To be done:
Edit the listing below by replacing every "visibility-eye-icon" with "eye-toggle-icon" and leaving everything else unchanged. Leave the pictures out of your answer.

Material provided:
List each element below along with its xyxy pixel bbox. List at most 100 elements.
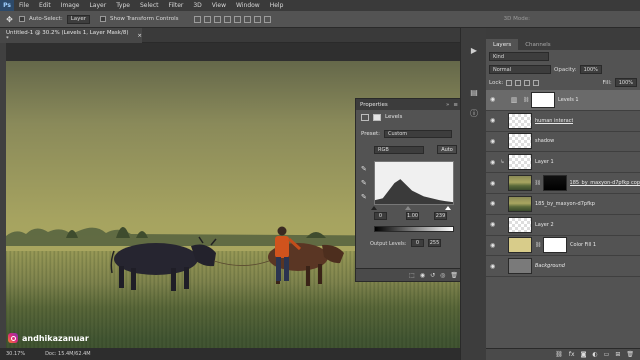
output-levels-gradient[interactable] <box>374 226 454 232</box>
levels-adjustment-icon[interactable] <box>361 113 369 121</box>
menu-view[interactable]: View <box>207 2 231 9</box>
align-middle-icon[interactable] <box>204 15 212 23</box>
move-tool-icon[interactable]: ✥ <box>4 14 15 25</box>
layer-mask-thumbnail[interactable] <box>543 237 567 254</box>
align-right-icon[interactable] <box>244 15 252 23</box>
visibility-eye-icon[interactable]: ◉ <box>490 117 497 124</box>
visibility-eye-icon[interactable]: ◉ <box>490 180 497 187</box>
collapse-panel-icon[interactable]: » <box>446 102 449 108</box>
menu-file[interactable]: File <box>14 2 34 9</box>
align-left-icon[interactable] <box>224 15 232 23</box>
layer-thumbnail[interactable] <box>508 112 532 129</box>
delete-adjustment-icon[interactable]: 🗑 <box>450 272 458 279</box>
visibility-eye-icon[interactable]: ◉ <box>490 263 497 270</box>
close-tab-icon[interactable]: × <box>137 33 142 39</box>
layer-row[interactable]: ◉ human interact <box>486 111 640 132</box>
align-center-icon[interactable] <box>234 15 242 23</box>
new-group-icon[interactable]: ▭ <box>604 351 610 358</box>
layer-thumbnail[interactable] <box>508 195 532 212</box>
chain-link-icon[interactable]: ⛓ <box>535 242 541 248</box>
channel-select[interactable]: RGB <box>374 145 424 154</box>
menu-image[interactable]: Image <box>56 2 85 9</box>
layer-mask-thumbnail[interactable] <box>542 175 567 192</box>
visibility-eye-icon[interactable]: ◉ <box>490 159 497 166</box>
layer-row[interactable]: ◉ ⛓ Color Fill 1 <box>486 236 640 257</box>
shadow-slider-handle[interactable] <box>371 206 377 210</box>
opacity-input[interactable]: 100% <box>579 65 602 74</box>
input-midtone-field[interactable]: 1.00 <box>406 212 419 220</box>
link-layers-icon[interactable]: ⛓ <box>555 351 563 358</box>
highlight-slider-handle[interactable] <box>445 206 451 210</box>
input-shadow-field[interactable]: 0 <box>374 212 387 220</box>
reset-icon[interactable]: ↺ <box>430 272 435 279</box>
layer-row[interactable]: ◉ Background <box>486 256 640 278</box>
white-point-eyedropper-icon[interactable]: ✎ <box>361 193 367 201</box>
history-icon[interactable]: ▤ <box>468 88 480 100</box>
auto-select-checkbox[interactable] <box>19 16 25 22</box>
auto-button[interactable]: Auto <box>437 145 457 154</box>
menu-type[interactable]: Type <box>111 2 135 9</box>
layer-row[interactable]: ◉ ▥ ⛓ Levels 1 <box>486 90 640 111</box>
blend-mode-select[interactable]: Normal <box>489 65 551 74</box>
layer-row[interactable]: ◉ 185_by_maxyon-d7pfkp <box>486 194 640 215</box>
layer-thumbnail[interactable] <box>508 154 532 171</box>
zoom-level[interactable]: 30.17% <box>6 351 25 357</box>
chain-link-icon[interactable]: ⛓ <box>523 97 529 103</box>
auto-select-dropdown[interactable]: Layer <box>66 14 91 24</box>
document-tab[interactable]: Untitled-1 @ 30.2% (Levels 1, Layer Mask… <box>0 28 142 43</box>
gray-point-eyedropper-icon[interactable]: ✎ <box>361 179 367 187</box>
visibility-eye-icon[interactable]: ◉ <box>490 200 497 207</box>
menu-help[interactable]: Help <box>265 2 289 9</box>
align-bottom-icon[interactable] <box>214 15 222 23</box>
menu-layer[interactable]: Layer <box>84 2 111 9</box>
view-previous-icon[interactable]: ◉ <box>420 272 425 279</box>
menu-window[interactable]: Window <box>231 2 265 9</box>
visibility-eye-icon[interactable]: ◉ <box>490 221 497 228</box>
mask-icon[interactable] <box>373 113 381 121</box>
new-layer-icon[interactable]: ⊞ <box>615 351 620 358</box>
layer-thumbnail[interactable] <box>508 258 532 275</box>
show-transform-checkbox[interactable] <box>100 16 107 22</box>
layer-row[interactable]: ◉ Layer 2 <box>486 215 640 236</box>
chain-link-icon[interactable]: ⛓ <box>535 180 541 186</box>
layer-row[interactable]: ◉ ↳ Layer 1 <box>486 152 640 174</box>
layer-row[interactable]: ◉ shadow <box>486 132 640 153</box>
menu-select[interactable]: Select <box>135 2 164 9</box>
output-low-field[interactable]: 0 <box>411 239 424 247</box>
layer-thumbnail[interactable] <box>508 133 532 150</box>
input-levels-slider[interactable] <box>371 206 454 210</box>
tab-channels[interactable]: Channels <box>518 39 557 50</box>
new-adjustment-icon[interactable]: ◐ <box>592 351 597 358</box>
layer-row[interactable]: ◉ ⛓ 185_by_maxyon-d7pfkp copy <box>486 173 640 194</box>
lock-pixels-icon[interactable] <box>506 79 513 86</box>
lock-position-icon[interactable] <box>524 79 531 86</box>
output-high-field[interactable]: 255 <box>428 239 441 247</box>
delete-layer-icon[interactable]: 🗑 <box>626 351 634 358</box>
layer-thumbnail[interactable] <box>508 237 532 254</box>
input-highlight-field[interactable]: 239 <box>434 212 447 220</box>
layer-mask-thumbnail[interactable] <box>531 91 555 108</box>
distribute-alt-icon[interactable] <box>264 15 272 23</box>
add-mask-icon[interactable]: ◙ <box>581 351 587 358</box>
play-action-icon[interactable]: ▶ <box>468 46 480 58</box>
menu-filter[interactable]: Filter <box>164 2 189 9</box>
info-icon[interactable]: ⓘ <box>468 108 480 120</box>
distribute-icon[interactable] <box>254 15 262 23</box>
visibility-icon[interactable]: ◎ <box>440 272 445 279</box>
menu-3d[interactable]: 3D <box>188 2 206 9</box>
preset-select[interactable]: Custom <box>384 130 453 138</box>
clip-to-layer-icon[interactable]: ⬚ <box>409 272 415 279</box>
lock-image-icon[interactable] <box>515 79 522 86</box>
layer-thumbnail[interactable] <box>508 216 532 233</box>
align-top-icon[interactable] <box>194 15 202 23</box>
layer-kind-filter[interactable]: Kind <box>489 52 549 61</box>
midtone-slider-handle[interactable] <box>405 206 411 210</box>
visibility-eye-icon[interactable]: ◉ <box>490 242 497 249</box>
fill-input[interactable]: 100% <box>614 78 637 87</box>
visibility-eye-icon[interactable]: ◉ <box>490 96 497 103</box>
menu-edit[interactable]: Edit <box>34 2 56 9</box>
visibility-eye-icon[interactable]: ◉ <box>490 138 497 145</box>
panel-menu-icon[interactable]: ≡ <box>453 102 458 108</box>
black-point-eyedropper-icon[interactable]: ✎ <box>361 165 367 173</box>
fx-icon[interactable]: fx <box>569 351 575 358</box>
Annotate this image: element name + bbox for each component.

Correct response:
List each element below along with its xyxy pixel bbox. List at most 100 elements.
output-levels-gradient[interactable] <box>374 226 454 232</box>
levels-adjustment-icon[interactable] <box>361 113 369 121</box>
menu-view[interactable]: View <box>207 2 231 9</box>
align-middle-icon[interactable] <box>204 15 212 23</box>
move-tool-icon[interactable]: ✥ <box>4 14 15 25</box>
layer-mask-thumbnail[interactable] <box>543 237 567 254</box>
align-right-icon[interactable] <box>244 15 252 23</box>
eye-toggle-icon[interactable]: ◉ <box>490 117 497 124</box>
eye-toggle-icon[interactable]: ◉ <box>490 180 497 187</box>
collapse-panel-icon[interactable]: » <box>446 102 449 108</box>
menu-file[interactable]: File <box>14 2 34 9</box>
align-left-icon[interactable] <box>224 15 232 23</box>
layer-thumbnail[interactable] <box>508 112 532 129</box>
delete-adjustment-icon[interactable]: 🗑 <box>450 272 458 279</box>
eye-toggle-icon[interactable]: ◉ <box>490 263 497 270</box>
close-tab-icon[interactable]: × <box>137 33 142 39</box>
layer-row[interactable]: ◉ human interact <box>486 111 640 132</box>
align-center-icon[interactable] <box>234 15 242 23</box>
new-group-icon[interactable]: ▭ <box>604 351 610 358</box>
layer-thumbnail[interactable] <box>508 195 532 212</box>
chain-link-icon[interactable]: ⛓ <box>535 242 541 248</box>
channel-select[interactable]: RGB <box>374 145 424 154</box>
menu-image[interactable]: Image <box>56 2 85 9</box>
layer-mask-thumbnail[interactable] <box>542 175 567 192</box>
eye-toggle-icon[interactable]: ◉ <box>490 159 497 166</box>
layer-row[interactable]: ◉ ⛓ Color Fill 1 <box>486 236 640 257</box>
shadow-slider-handle[interactable] <box>371 206 377 210</box>
opacity-input[interactable]: 100% <box>579 65 602 74</box>
input-midtone-field[interactable]: 1.00 <box>406 212 419 220</box>
link-layers-icon[interactable]: ⛓ <box>555 351 563 358</box>
highlight-slider-handle[interactable] <box>445 206 451 210</box>
input-shadow-field[interactable]: 0 <box>374 212 387 220</box>
reset-icon[interactable]: ↺ <box>430 272 435 279</box>
layer-row[interactable]: ◉ Background <box>486 256 640 278</box>
white-point-eyedropper-icon[interactable]: ✎ <box>361 193 367 201</box>
history-icon[interactable]: ▤ <box>468 88 480 100</box>
auto-select-checkbox[interactable] <box>19 16 25 22</box>
auto-button[interactable]: Auto <box>437 145 457 154</box>
menu-type[interactable]: Type <box>111 2 135 9</box>
layer-row[interactable]: ◉ ▥ ⛓ Levels 1 <box>486 90 640 111</box>
blend-mode-select[interactable]: Normal <box>489 65 551 74</box>
layer-row[interactable]: ◉ 185_by_maxyon-d7pfkp <box>486 194 640 215</box>
layer-thumbnail[interactable] <box>508 154 532 171</box>
zoom-level[interactable]: 30.17% <box>6 351 25 357</box>
chain-link-icon[interactable]: ⛓ <box>523 97 529 103</box>
auto-select-dropdown[interactable]: Layer <box>66 14 91 24</box>
document-tab[interactable]: Untitled-1 @ 30.2% (Levels 1, Layer Mask… <box>0 28 142 43</box>
gray-point-eyedropper-icon[interactable]: ✎ <box>361 179 367 187</box>
eye-toggle-icon[interactable]: ◉ <box>490 200 497 207</box>
menu-help[interactable]: Help <box>265 2 289 9</box>
align-bottom-icon[interactable] <box>214 15 222 23</box>
menu-layer[interactable]: Layer <box>84 2 111 9</box>
view-previous-icon[interactable]: ◉ <box>420 272 425 279</box>
menu-window[interactable]: Window <box>231 2 265 9</box>
eye-toggle-icon[interactable]: ◉ <box>490 221 497 228</box>
mask-icon[interactable] <box>373 113 381 121</box>
new-layer-icon[interactable]: ⊞ <box>615 351 620 358</box>
layer-thumbnail[interactable] <box>508 258 532 275</box>
show-transform-checkbox[interactable] <box>100 16 107 22</box>
layer-row[interactable]: ◉ Layer 2 <box>486 215 640 236</box>
chain-link-icon[interactable]: ⛓ <box>535 180 541 186</box>
layer-row[interactable]: ◉ ↳ Layer 1 <box>486 152 640 174</box>
layer-row[interactable]: ◉ shadow <box>486 132 640 153</box>
menu-select[interactable]: Select <box>135 2 164 9</box>
output-low-field[interactable]: 0 <box>411 239 424 247</box>
layer-thumbnail[interactable] <box>508 133 532 150</box>
input-levels-slider[interactable] <box>371 206 454 210</box>
tab-channels[interactable]: Channels <box>518 39 557 50</box>
new-adjustment-icon[interactable]: ◐ <box>592 351 597 358</box>
layer-row[interactable]: ◉ ⛓ 185_by_maxyon-d7pfkp copy <box>486 173 640 194</box>
lock-pixels-icon[interactable] <box>506 79 513 86</box>
lock-position-icon[interactable] <box>524 79 531 86</box>
output-high-field[interactable]: 255 <box>428 239 441 247</box>
delete-layer-icon[interactable]: 🗑 <box>626 351 634 358</box>
layer-thumbnail[interactable] <box>508 237 532 254</box>
input-highlight-field[interactable]: 239 <box>434 212 447 220</box>
layer-mask-thumbnail[interactable] <box>531 91 555 108</box>
distribute-alt-icon[interactable] <box>264 15 272 23</box>
add-mask-icon[interactable]: ◙ <box>581 351 587 358</box>
play-action-icon[interactable]: ▶ <box>468 46 480 58</box>
menu-filter[interactable]: Filter <box>164 2 189 9</box>
info-icon[interactable]: ⓘ <box>468 108 480 120</box>
distribute-icon[interactable] <box>254 15 262 23</box>
visibility-icon[interactable]: ◎ <box>440 272 445 279</box>
menu-3d[interactable]: 3D <box>188 2 206 9</box>
preset-select[interactable]: Custom <box>384 130 453 138</box>
clip-to-layer-icon[interactable]: ⬚ <box>409 272 415 279</box>
lock-image-icon[interactable] <box>515 79 522 86</box>
layer-thumbnail[interactable] <box>508 216 532 233</box>
align-top-icon[interactable] <box>194 15 202 23</box>
layer-kind-filter[interactable]: Kind <box>489 52 549 61</box>
midtone-slider-handle[interactable] <box>405 206 411 210</box>
eye-toggle-icon[interactable]: ◉ <box>490 242 497 249</box>
fill-input[interactable]: 100% <box>614 78 637 87</box>
eye-toggle-icon[interactable]: ◉ <box>490 96 497 103</box>
menu-edit[interactable]: Edit <box>34 2 56 9</box>
eye-toggle-icon[interactable]: ◉ <box>490 138 497 145</box>
panel-menu-icon[interactable]: ≡ <box>453 102 458 108</box>
black-point-eyedropper-icon[interactable]: ✎ <box>361 165 367 173</box>
fx-icon[interactable]: fx <box>569 351 575 358</box>
Annotate this image: element name + bbox for each component.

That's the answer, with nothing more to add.